* What you have to do:
Give back the full listing verbatim, apart from its images.

Source records:
────────────────────────────────────────

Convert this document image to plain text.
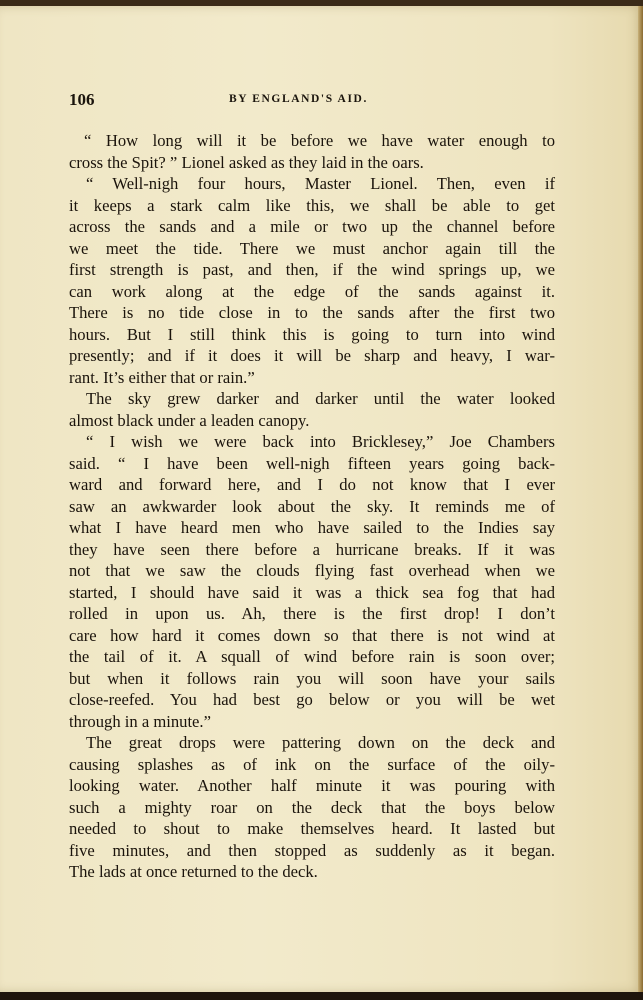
106	BY ENGLAND'S AID.

“ How long will it be before we have water enough to
cross the Spit? ” Lionel asked as they laid in the oars.

“ Well-nigh four hours, Master Lionel. Then, even if
it keeps a stark calm like this, we shall be able to get
across the sands and a mile or two up the channel before
we meet the tide. There we must anchor again till the
first strength is past, and then, if the wind springs up, we
can work along at the edge of the sands against it.
There is no tide close in to the sands after the first two
hours. But I still think this is going to turn into wind
presently; and if it does it will be sharp and heavy, I war-
rant. It’s either that or rain.”

The sky grew darker and darker until the water looked
almost black under a leaden canopy.

“ I wish we were back into Bricklesey,” Joe Chambers
said. “ I have been well-nigh fifteen years going back-
ward and forward here, and I do not know that I ever
saw an awkwarder look about the sky. It reminds me of
what I have heard men who have sailed to the Indies say
they have seen there before a hurricane breaks. If it was
not that we saw the clouds flying fast overhead when we
started, I should have said it was a thick sea fog that had
rolled in upon us. Ah, there is the first drop! I don’t
care how hard it comes down so that there is not wind at
the tail of it. A squall of wind before rain is soon over;
but when it follows rain you will soon have your sails
close-reefed. You had best go below or you will be wet
through in a minute.”

The great drops were pattering down on the deck and
causing splashes as of ink on the surface of the oily-
looking water. Another half minute it was pouring with
such a mighty roar on the deck that the boys below
needed to shout to make themselves heard. It lasted but
five minutes, and then stopped as suddenly as it began.
The lads at once returned to the deck.
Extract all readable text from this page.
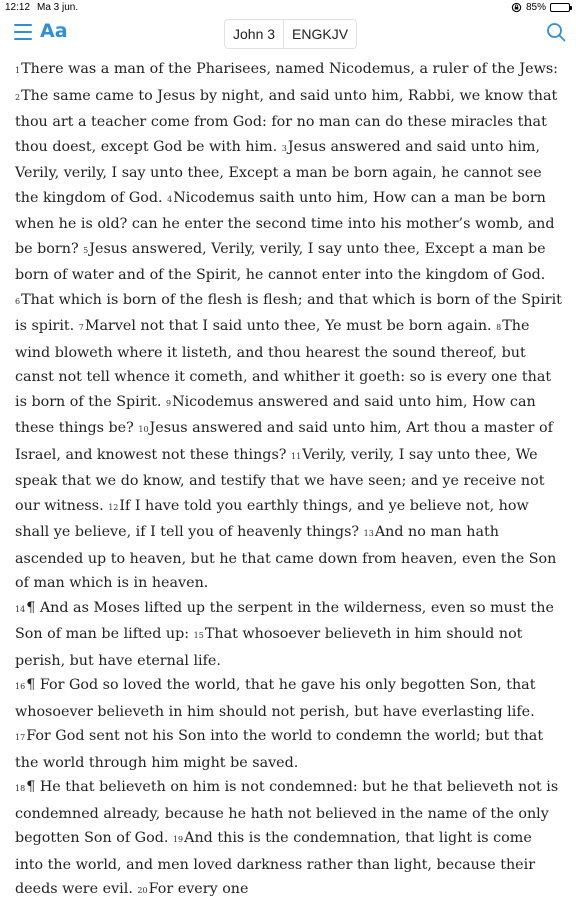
12:12 Ma 3 jun.	85%
Aa	John 3	ENGKJV

1There was a man of the Pharisees, named Nicodemus, a ruler of the Jews: 2The same came to Jesus by night, and said unto him, Rabbi, we know that thou art a teacher come from God: for no man can do these miracles that thou doest, except God be with him. 3Jesus answered and said unto him, Verily, verily, I say unto thee, Except a man be born again, he cannot see the kingdom of God. 4Nicodemus saith unto him, How can a man be born when he is old? can he enter the second time into his mother’s womb, and be born? 5Jesus answered, Verily, verily, I say unto thee, Except a man be born of water and of the Spirit, he cannot enter into the kingdom of God. 6That which is born of the flesh is flesh; and that which is born of the Spirit is spirit. 7Marvel not that I said unto thee, Ye must be born again. 8The wind bloweth where it listeth, and thou hearest the sound thereof, but canst not tell whence it cometh, and whither it goeth: so is every one that is born of the Spirit. 9Nicodemus answered and said unto him, How can these things be? 10Jesus answered and said unto him, Art thou a master of Israel, and knowest not these things? 11Verily, verily, I say unto thee, We speak that we do know, and testify that we have seen; and ye receive not our witness. 12If I have told you earthly things, and ye believe not, how shall ye believe, if I tell you of heavenly things? 13And no man hath ascended up to heaven, but he that came down from heaven, even the Son of man which is in heaven.

14¶ And as Moses lifted up the serpent in the wilderness, even so must the Son of man be lifted up: 15That whosoever believeth in him should not perish, but have eternal life.

16¶ For God so loved the world, that he gave his only begotten Son, that whosoever believeth in him should not perish, but have everlasting life. 17For God sent not his Son into the world to condemn the world; but that the world through him might be saved.

18¶ He that believeth on him is not condemned: but he that believeth not is condemned already, because he hath not believed in the name of the only begotten Son of God. 19And this is the condemnation, that light is come into the world, and men loved darkness rather than light, because their deeds were evil. 20For every one
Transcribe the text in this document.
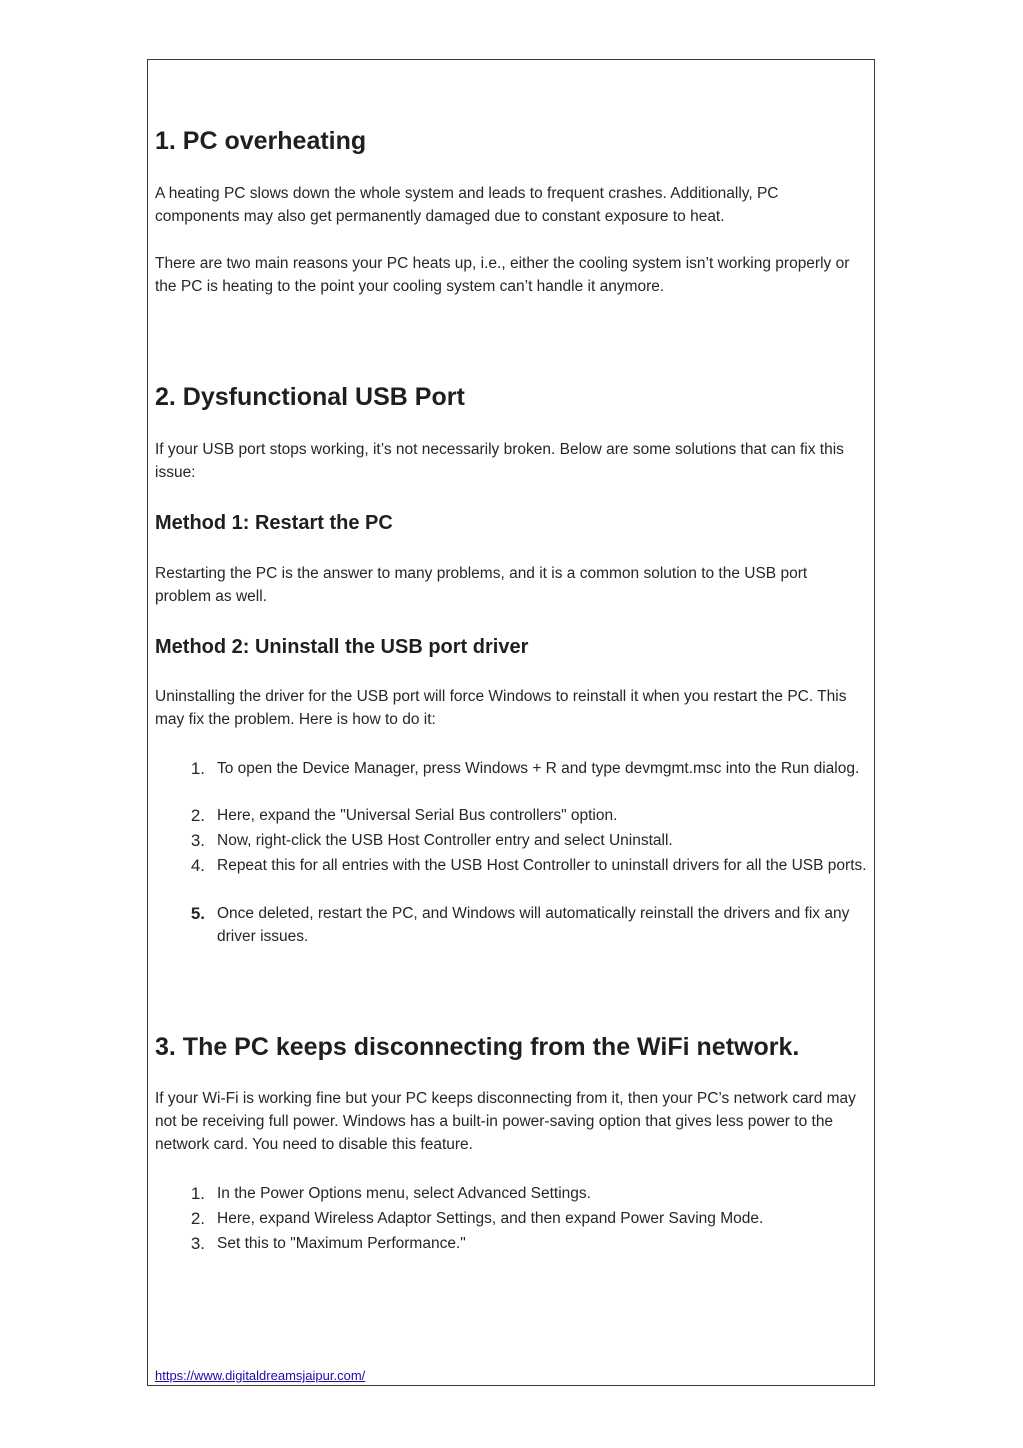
1. PC overheating

A heating PC slows down the whole system and leads to frequent crashes. Additionally, PC components may also get permanently damaged due to constant exposure to heat.

There are two main reasons your PC heats up, i.e., either the cooling system isn’t working properly or the PC is heating to the point your cooling system can’t handle it anymore.

2. Dysfunctional USB Port

If your USB port stops working, it’s not necessarily broken. Below are some solutions that can fix this issue:

Method 1: Restart the PC

Restarting the PC is the answer to many problems, and it is a common solution to the USB port problem as well.

Method 2: Uninstall the USB port driver

Uninstalling the driver for the USB port will force Windows to reinstall it when you restart the PC. This may fix the problem. Here is how to do it:

1. To open the Device Manager, press Windows + R and type devmgmt.msc into the Run dialog.
2. Here, expand the "Universal Serial Bus controllers" option.
3. Now, right-click the USB Host Controller entry and select Uninstall.
4. Repeat this for all entries with the USB Host Controller to uninstall drivers for all the USB ports.
5. Once deleted, restart the PC, and Windows will automatically reinstall the drivers and fix any driver issues.
3. The PC keeps disconnecting from the WiFi network.

If your Wi-Fi is working fine but your PC keeps disconnecting from it, then your PC’s network card may not be receiving full power. Windows has a built-in power-saving option that gives less power to the network card. You need to disable this feature.

1. In the Power Options menu, select Advanced Settings.
2. Here, expand Wireless Adaptor Settings, and then expand Power Saving Mode.
3. Set this to "Maximum Performance."
https://www.digitaldreamsjaipur.com/
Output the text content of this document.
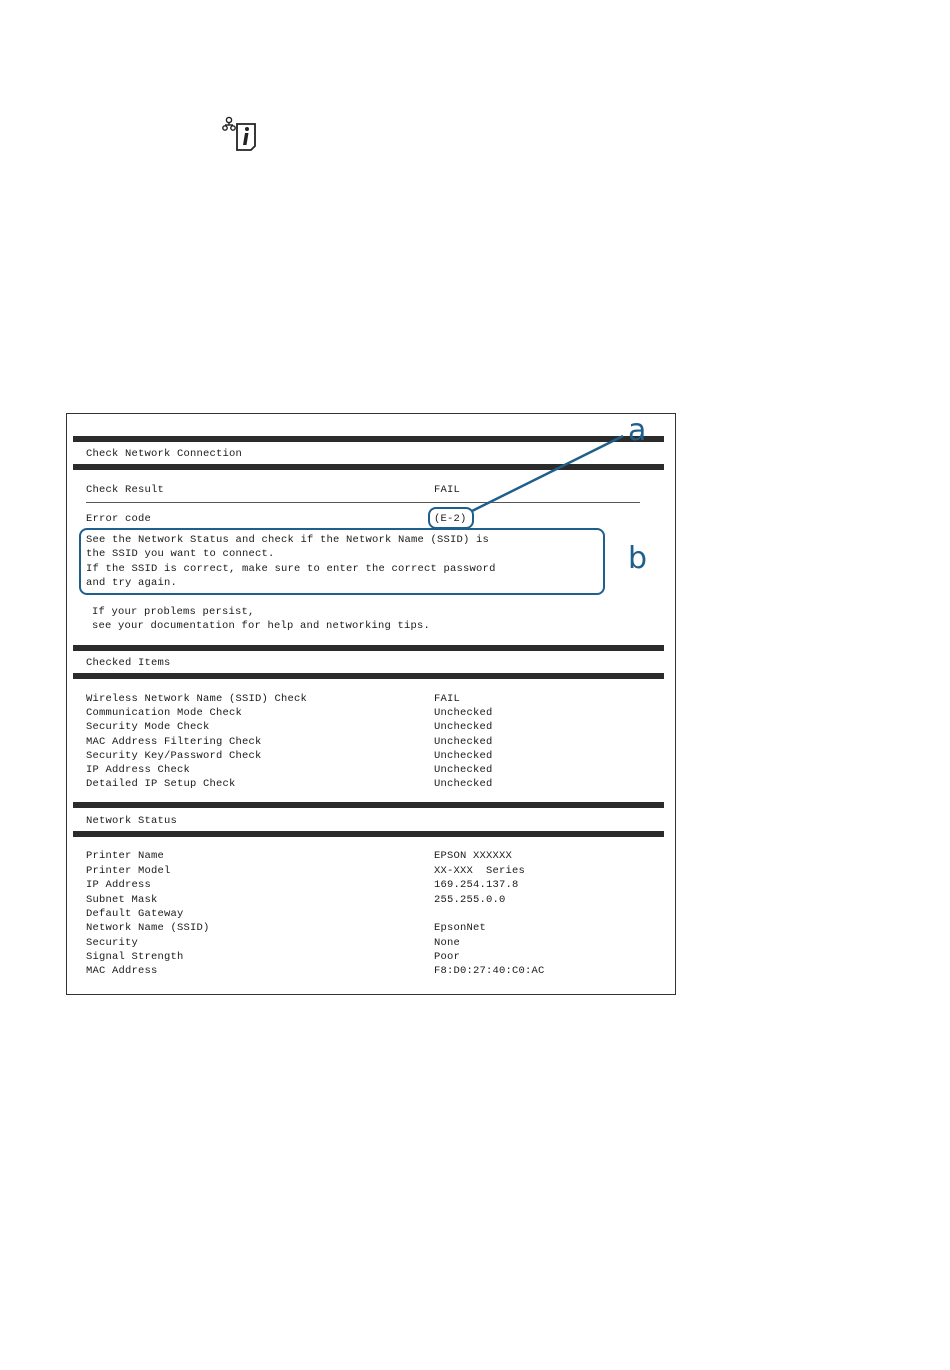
Check Network Connection
Check Result	FAIL
Error code	(E-2)
See the Network Status and check if the Network Name (SSID) is
the SSID you want to connect.
If the SSID is correct, make sure to enter the correct password
and try again.
If your problems persist,
see your documentation for help and networking tips.
Checked Items
Wireless Network Name (SSID) Check	FAIL
Communication Mode Check	Unchecked
Security Mode Check	Unchecked
MAC Address Filtering Check	Unchecked
Security Key/Password Check	Unchecked
IP Address Check	Unchecked
Detailed IP Setup Check	Unchecked
Network Status
Printer Name	EPSON XXXXXX
Printer Model	XX-XXX  Series
IP Address	169.254.137.8
Subnet Mask	255.255.0.0
Default Gateway
Network Name (SSID)	EpsonNet
Security	None
Signal Strength	Poor
MAC Address	F8:D0:27:40:C0:AC
a
b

────────────────────────────────────────

* Output of the exercise:
Convert this document image to plain text.
106	BY ENGLAND'S AID.

“ How long will it be before we have water enough to
cross the Spit? ” Lionel asked as they laid in the oars.

“ Well-nigh four hours, Master Lionel. Then, even if
it keeps a stark calm like this, we shall be able to get
across the sands and a mile or two up the channel before
we meet the tide. There we must anchor again till the
first strength is past, and then, if the wind springs up, we
can work along at the edge of the sands against it.
There is no tide close in to the sands after the first two
hours. But I still think this is going to turn into wind
presently; and if it does it will be sharp and heavy, I war-
rant. It’s either that or rain.”

The sky grew darker and darker until the water looked
almost black under a leaden canopy.

“ I wish we were back into Bricklesey,” Joe Chambers
said. “ I have been well-nigh fifteen years going back-
ward and forward here, and I do not know that I ever
saw an awkwarder look about the sky. It reminds me of
what I have heard men who have sailed to the Indies say
they have seen there before a hurricane breaks. If it was
not that we saw the clouds flying fast overhead when we
started, I should have said it was a thick sea fog that had
rolled in upon us. Ah, there is the first drop! I don’t
care how hard it comes down so that there is not wind at
the tail of it. A squall of wind before rain is soon over;
but when it follows rain you will soon have your sails
close-reefed. You had best go below or you will be wet
through in a minute.”

The great drops were pattering down on the deck and
causing splashes as of ink on the surface of the oily-
looking water. Another half minute it was pouring with
such a mighty roar on the deck that the boys below
needed to shout to make themselves heard. It lasted but
five minutes, and then stopped as suddenly as it began.
The lads at once returned to the deck.
Extract all readable text from this page.
12:12 Ma 3 jun.	85%
Aa	John 3	ENGKJV

1There was a man of the Pharisees, named Nicodemus, a ruler of the Jews: 2The same came to Jesus by night, and said unto him, Rabbi, we know that thou art a teacher come from God: for no man can do these miracles that thou doest, except God be with him. 3Jesus answered and said unto him, Verily, verily, I say unto thee, Except a man be born again, he cannot see the kingdom of God. 4Nicodemus saith unto him, How can a man be born when he is old? can he enter the second time into his mother’s womb, and be born? 5Jesus answered, Verily, verily, I say unto thee, Except a man be born of water and of the Spirit, he cannot enter into the kingdom of God. 6That which is born of the flesh is flesh; and that which is born of the Spirit is spirit. 7Marvel not that I said unto thee, Ye must be born again. 8The wind bloweth where it listeth, and thou hearest the sound thereof, but canst not tell whence it cometh, and whither it goeth: so is every one that is born of the Spirit. 9Nicodemus answered and said unto him, How can these things be? 10Jesus answered and said unto him, Art thou a master of Israel, and knowest not these things? 11Verily, verily, I say unto thee, We speak that we do know, and testify that we have seen; and ye receive not our witness. 12If I have told you earthly things, and ye believe not, how shall ye believe, if I tell you of heavenly things? 13And no man hath ascended up to heaven, but he that came down from heaven, even the Son of man which is in heaven.

14¶ And as Moses lifted up the serpent in the wilderness, even so must the Son of man be lifted up: 15That whosoever believeth in him should not perish, but have eternal life.

16¶ For God so loved the world, that he gave his only begotten Son, that whosoever believeth in him should not perish, but have everlasting life. 17For God sent not his Son into the world to condemn the world; but that the world through him might be saved.

18¶ He that believeth on him is not condemned: but he that believeth not is condemned already, because he hath not believed in the name of the only begotten Son of God. 19And this is the condemnation, that light is come into the world, and men loved darkness rather than light, because their deeds were evil. 20For every one
Transcribe the text in this document.
1. PC overheating

A heating PC slows down the whole system and leads to frequent crashes. Additionally, PC components may also get permanently damaged due to constant exposure to heat.

There are two main reasons your PC heats up, i.e., either the cooling system isn’t working properly or the PC is heating to the point your cooling system can’t handle it anymore.

2. Dysfunctional USB Port

If your USB port stops working, it’s not necessarily broken. Below are some solutions that can fix this issue:

Method 1: Restart the PC

Restarting the PC is the answer to many problems, and it is a common solution to the USB port problem as well.

Method 2: Uninstall the USB port driver

Uninstalling the driver for the USB port will force Windows to reinstall it when you restart the PC. This may fix the problem. Here is how to do it:

1. To open the Device Manager, press Windows + R and type devmgmt.msc into the Run dialog.
2. Here, expand the "Universal Serial Bus controllers" option.
3. Now, right-click the USB Host Controller entry and select Uninstall.
4. Repeat this for all entries with the USB Host Controller to uninstall drivers for all the USB ports.
5. Once deleted, restart the PC, and Windows will automatically reinstall the drivers and fix any driver issues.
3. The PC keeps disconnecting from the WiFi network.

If your Wi-Fi is working fine but your PC keeps disconnecting from it, then your PC’s network card may not be receiving full power. Windows has a built-in power-saving option that gives less power to the network card. You need to disable this feature.

1. In the Power Options menu, select Advanced Settings.
2. Here, expand Wireless Adaptor Settings, and then expand Power Saving Mode.
3. Set this to "Maximum Performance."
https://www.digitaldreamsjaipur.com/
Output the text content of this document.
Check Network Connection
Check Result	FAIL
Error code	(E-2)
See the Network Status and check if the Network Name (SSID) is
the SSID you want to connect.
If the SSID is correct, make sure to enter the correct password
and try again.
If your problems persist,
see your documentation for help and networking tips.
Checked Items
Wireless Network Name (SSID) Check	FAIL
Communication Mode Check	Unchecked
Security Mode Check	Unchecked
MAC Address Filtering Check	Unchecked
Security Key/Password Check	Unchecked
IP Address Check	Unchecked
Detailed IP Setup Check	Unchecked
Network Status
Printer Name	EPSON XXXXXX
Printer Model	XX-XXX  Series
IP Address	169.254.137.8
Subnet Mask	255.255.0.0
Default Gateway
Network Name (SSID)	EpsonNet
Security	None
Signal Strength	Poor
MAC Address	F8:D0:27:40:C0:AC
a
b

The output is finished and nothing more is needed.